Problem description:
For each line in the data below that holds "precisa", return a copy.

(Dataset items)

╭──

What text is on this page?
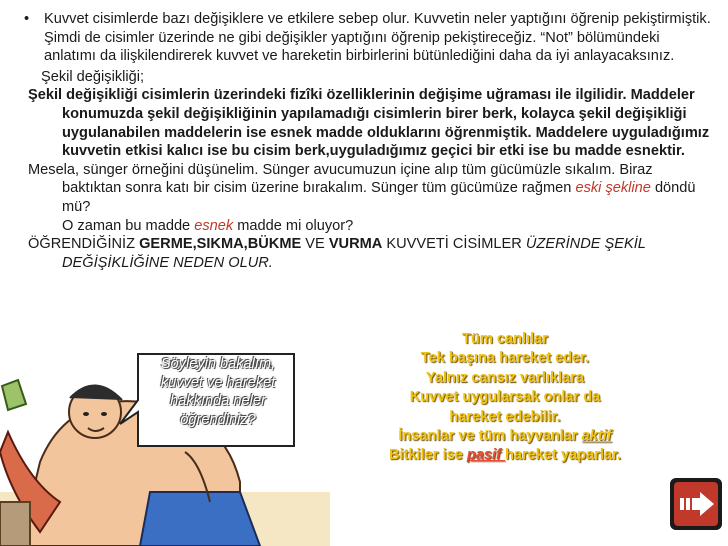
• Kuvvet cisimlerde bazı değişiklere ve etkilere sebep olur. Kuvvetin neler yaptığını öğrenip pekiştirmiştik. Şimdi de cisimler üzerinde ne gibi değişikler yaptığını öğrenip pekiştireceğiz. “Not” bölümündeki anlatımı da ilişkilendirerek kuvvet ve hareketin birbirlerini bütünlediğini daha da iyi anlayacaksınız.
Şekil değişikliği;
Şekil değişikliği cisimlerin üzerindeki fizîki özelliklerinin değişime uğraması ile ilgilidir. Maddeler konumuzda şekil değişikliğinin yapılamadığı cisimlerin birer berk, kolayca şekil değişikliği uygulanabilen maddelerin ise esnek madde olduklarını öğrenmiştik. Maddelere uyguladığımız kuvvetin etkisi kalıcı ise bu cisim berk,uyguladığımız geçici bir etki ise bu madde esnektir.
Mesela, sünger örneğini düşünelim. Sünger avucumuzun içine alıp tüm gücümüzle sıkalım. Biraz baktıktan sonra katı bir cisim üzerine bırakalım. Sünger tüm gücümüze rağmen eski şekline döndü mü?
O zaman bu madde esnek madde mi oluyor?
ÖĞRENDİĞİNİZ GERME,SIKMA,BÜKME VE VURMA KUVVETİ CİSİMLER ÜZERİNDE ŞEKİL DEĞİŞİKLİĞİNE NEDEN OLUR.
Söyleyin bakalım,
kuvvet ve hareket
hakkında neler
öğrendiniz?
Tüm canlılar
Tek başına hareket eder.
Yalnız cansız varlıklara
Kuvvet uygularsak onlar da
hareket edebilir.
İnsanlar ve tüm hayvanlar aktif
Bitkiler ise pasif hareket yaparlar.
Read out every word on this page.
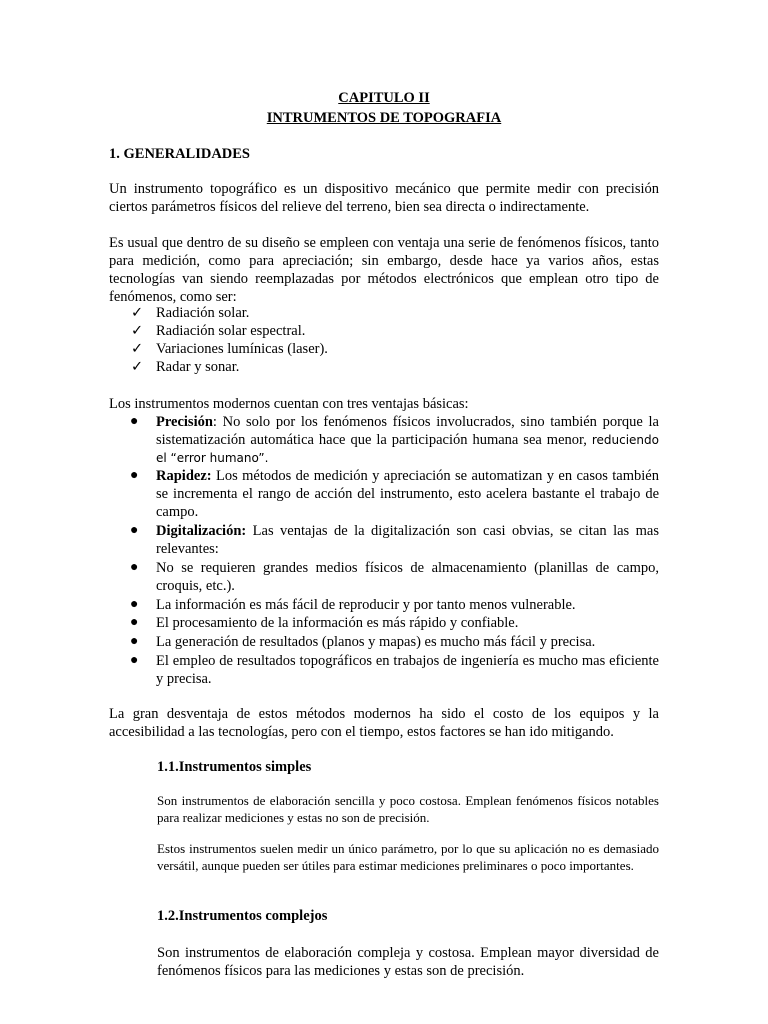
CAPITULO II
INTRUMENTOS DE TOPOGRAFIA
1. GENERALIDADES

Un instrumento topográfico es un dispositivo mecánico que permite medir con precisión ciertos parámetros físicos del relieve del terreno, bien sea directa o indirectamente.

Es usual que dentro de su diseño se empleen con ventaja una serie de fenómenos físicos, tanto para medición, como para apreciación; sin embargo, desde hace ya varios años, estas tecnologías van siendo reemplazadas por métodos electrónicos que emplean otro tipo de fenómenos, como ser:

✓ Radiación solar.
✓ Radiación solar espectral.
✓ Variaciones lumínicas (laser).
✓ Radar y sonar.

Los instrumentos modernos cuentan con tres ventajas básicas:

● Precisión: No solo por los fenómenos físicos involucrados, sino también porque la sistematización automática hace que la participación humana sea menor, reduciendo el “error humano”.
● Rapidez: Los métodos de medición y apreciación se automatizan y en casos también se incrementa el rango de acción del instrumento, esto acelera bastante el trabajo de campo.
● Digitalización: Las ventajas de la digitalización son casi obvias, se citan las mas relevantes:
● No se requieren grandes medios físicos de almacenamiento (planillas de campo, croquis, etc.).
● La información es más fácil de reproducir y por tanto menos vulnerable.
● El procesamiento de la información es más rápido y confiable.
● La generación de resultados (planos y mapas) es mucho más fácil y precisa.
● El empleo de resultados topográficos en trabajos de ingeniería es mucho mas eficiente y precisa.

La gran desventaja de estos métodos modernos ha sido el costo de los equipos y la accesibilidad a las tecnologías, pero con el tiempo, estos factores se han ido mitigando.

1.1.Instrumentos simples

Son instrumentos de elaboración sencilla y poco costosa. Emplean fenómenos físicos notables para realizar mediciones y estas no son de precisión.

Estos instrumentos suelen medir un único parámetro, por lo que su aplicación no es demasiado versátil, aunque pueden ser útiles para estimar mediciones preliminares o poco importantes.

1.2.Instrumentos complejos

Son instrumentos de elaboración compleja y costosa. Emplean mayor diversidad de fenómenos físicos para las mediciones y estas son de precisión.
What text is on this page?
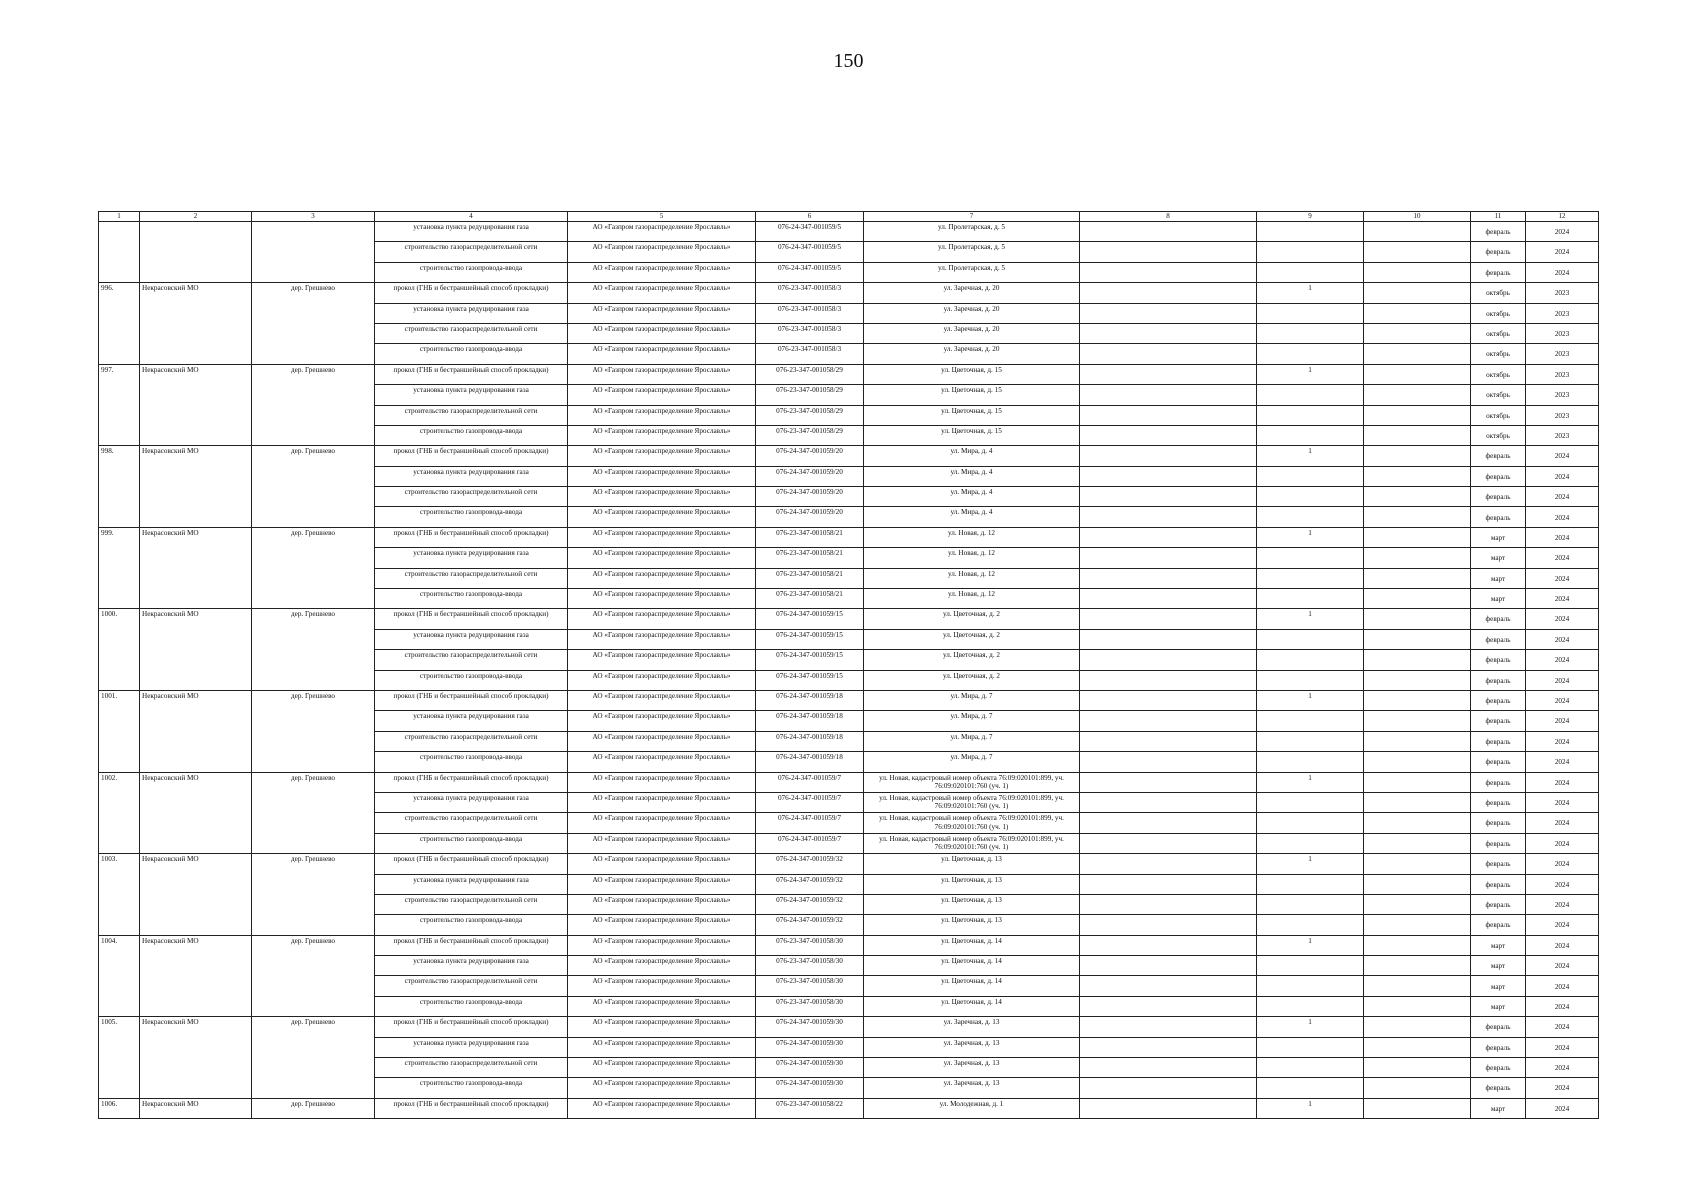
150
1	2	3	4	5	6	7	8	9	10	11	12
			установка пункта редуцирования газа	АО «Газпром газораспределение Ярославль»	076-24-347-001059/5	ул. Пролетарская, д. 5				февраль	2024
			строительство газораспределительной сети	АО «Газпром газораспределение Ярославль»	076-24-347-001059/5	ул. Пролетарская, д. 5				февраль	2024
			строительство газопровода-ввода	АО «Газпром газораспределение Ярославль»	076-24-347-001059/5	ул. Пролетарская, д. 5				февраль	2024
996.	Некрасовский МО	дер. Грешнево	прокол (ГНБ и бестраншейный способ прокладки)	АО «Газпром газораспределение Ярославль»	076-23-347-001058/3	ул. Заречная, д. 20		1		октябрь	2023
			установка пункта редуцирования газа	АО «Газпром газораспределение Ярославль»	076-23-347-001058/3	ул. Заречная, д. 20				октябрь	2023
			строительство газораспределительной сети	АО «Газпром газораспределение Ярославль»	076-23-347-001058/3	ул. Заречная, д. 20				октябрь	2023
			строительство газопровода-ввода	АО «Газпром газораспределение Ярославль»	076-23-347-001058/3	ул. Заречная, д. 20				октябрь	2023
997.	Некрасовский МО	дер. Грешнево	прокол (ГНБ и бестраншейный способ прокладки)	АО «Газпром газораспределение Ярославль»	076-23-347-001058/29	ул. Цветочная, д. 15		1		октябрь	2023
			установка пункта редуцирования газа	АО «Газпром газораспределение Ярославль»	076-23-347-001058/29	ул. Цветочная, д. 15				октябрь	2023
			строительство газораспределительной сети	АО «Газпром газораспределение Ярославль»	076-23-347-001058/29	ул. Цветочная, д. 15				октябрь	2023
			строительство газопровода-ввода	АО «Газпром газораспределение Ярославль»	076-23-347-001058/29	ул. Цветочная, д. 15				октябрь	2023
998.	Некрасовский МО	дер. Грешнево	прокол (ГНБ и бестраншейный способ прокладки)	АО «Газпром газораспределение Ярославль»	076-24-347-001059/20	ул. Мира, д. 4		1		февраль	2024
			установка пункта редуцирования газа	АО «Газпром газораспределение Ярославль»	076-24-347-001059/20	ул. Мира, д. 4				февраль	2024
			строительство газораспределительной сети	АО «Газпром газораспределение Ярославль»	076-24-347-001059/20	ул. Мира, д. 4				февраль	2024
			строительство газопровода-ввода	АО «Газпром газораспределение Ярославль»	076-24-347-001059/20	ул. Мира, д. 4				февраль	2024
999.	Некрасовский МО	дер. Грешнево	прокол (ГНБ и бестраншейный способ прокладки)	АО «Газпром газораспределение Ярославль»	076-23-347-001058/21	ул. Новая, д. 12		1		март	2024
			установка пункта редуцирования газа	АО «Газпром газораспределение Ярославль»	076-23-347-001058/21	ул. Новая, д. 12				март	2024
			строительство газораспределительной сети	АО «Газпром газораспределение Ярославль»	076-23-347-001058/21	ул. Новая, д. 12				март	2024
			строительство газопровода-ввода	АО «Газпром газораспределение Ярославль»	076-23-347-001058/21	ул. Новая, д. 12				март	2024
1000.	Некрасовский МО	дер. Грешнево	прокол (ГНБ и бестраншейный способ прокладки)	АО «Газпром газораспределение Ярославль»	076-24-347-001059/15	ул. Цветочная, д. 2		1		февраль	2024
			установка пункта редуцирования газа	АО «Газпром газораспределение Ярославль»	076-24-347-001059/15	ул. Цветочная, д. 2				февраль	2024
			строительство газораспределительной сети	АО «Газпром газораспределение Ярославль»	076-24-347-001059/15	ул. Цветочная, д. 2				февраль	2024
			строительство газопровода-ввода	АО «Газпром газораспределение Ярославль»	076-24-347-001059/15	ул. Цветочная, д. 2				февраль	2024
1001.	Некрасовский МО	дер. Грешнево	прокол (ГНБ и бестраншейный способ прокладки)	АО «Газпром газораспределение Ярославль»	076-24-347-001059/18	ул. Мира, д. 7		1		февраль	2024
			установка пункта редуцирования газа	АО «Газпром газораспределение Ярославль»	076-24-347-001059/18	ул. Мира, д. 7				февраль	2024
			строительство газораспределительной сети	АО «Газпром газораспределение Ярославль»	076-24-347-001059/18	ул. Мира, д. 7				февраль	2024
			строительство газопровода-ввода	АО «Газпром газораспределение Ярославль»	076-24-347-001059/18	ул. Мира, д. 7				февраль	2024
1002.	Некрасовский МО	дер. Грешнево	прокол (ГНБ и бестраншейный способ прокладки)	АО «Газпром газораспределение Ярославль»	076-24-347-001059/7	ул. Новая, кадастровый номер объекта 76:09:020101:899, уч. 76:09:020101:760 (уч. 1)		1		февраль	2024
			установка пункта редуцирования газа	АО «Газпром газораспределение Ярославль»	076-24-347-001059/7	ул. Новая, кадастровый номер объекта 76:09:020101:899, уч. 76:09:020101:760 (уч. 1)				февраль	2024
			строительство газораспределительной сети	АО «Газпром газораспределение Ярославль»	076-24-347-001059/7	ул. Новая, кадастровый номер объекта 76:09:020101:899, уч. 76:09:020101:760 (уч. 1)				февраль	2024
			строительство газопровода-ввода	АО «Газпром газораспределение Ярославль»	076-24-347-001059/7	ул. Новая, кадастровый номер объекта 76:09:020101:899, уч. 76:09:020101:760 (уч. 1)				февраль	2024
1003.	Некрасовский МО	дер. Грешнево	прокол (ГНБ и бестраншейный способ прокладки)	АО «Газпром газораспределение Ярославль»	076-24-347-001059/32	ул. Цветочная, д. 13		1		февраль	2024
			установка пункта редуцирования газа	АО «Газпром газораспределение Ярославль»	076-24-347-001059/32	ул. Цветочная, д. 13				февраль	2024
			строительство газораспределительной сети	АО «Газпром газораспределение Ярославль»	076-24-347-001059/32	ул. Цветочная, д. 13				февраль	2024
			строительство газопровода-ввода	АО «Газпром газораспределение Ярославль»	076-24-347-001059/32	ул. Цветочная, д. 13				февраль	2024
1004.	Некрасовский МО	дер. Грешнево	прокол (ГНБ и бестраншейный способ прокладки)	АО «Газпром газораспределение Ярославль»	076-23-347-001058/30	ул. Цветочная, д. 14		1		март	2024
			установка пункта редуцирования газа	АО «Газпром газораспределение Ярославль»	076-23-347-001058/30	ул. Цветочная, д. 14				март	2024
			строительство газораспределительной сети	АО «Газпром газораспределение Ярославль»	076-23-347-001058/30	ул. Цветочная, д. 14				март	2024
			строительство газопровода-ввода	АО «Газпром газораспределение Ярославль»	076-23-347-001058/30	ул. Цветочная, д. 14				март	2024
1005.	Некрасовский МО	дер. Грешнево	прокол (ГНБ и бестраншейный способ прокладки)	АО «Газпром газораспределение Ярославль»	076-24-347-001059/30	ул. Заречная, д. 13		1		февраль	2024
			установка пункта редуцирования газа	АО «Газпром газораспределение Ярославль»	076-24-347-001059/30	ул. Заречная, д. 13				февраль	2024
			строительство газораспределительной сети	АО «Газпром газораспределение Ярославль»	076-24-347-001059/30	ул. Заречная, д. 13				февраль	2024
			строительство газопровода-ввода	АО «Газпром газораспределение Ярославль»	076-24-347-001059/30	ул. Заречная, д. 13				февраль	2024
1006.	Некрасовский МО	дер. Грешнево	прокол (ГНБ и бестраншейный способ прокладки)	АО «Газпром газораспределение Ярославль»	076-23-347-001058/22	ул. Молодежная, д. 1		1		март	2024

╰──

Task solution:
● La generación de resultados (planos y mapas) es mucho más fácil y precisa.
● El empleo de resultados topográficos en trabajos de ingeniería es mucho mas eficiente y precisa.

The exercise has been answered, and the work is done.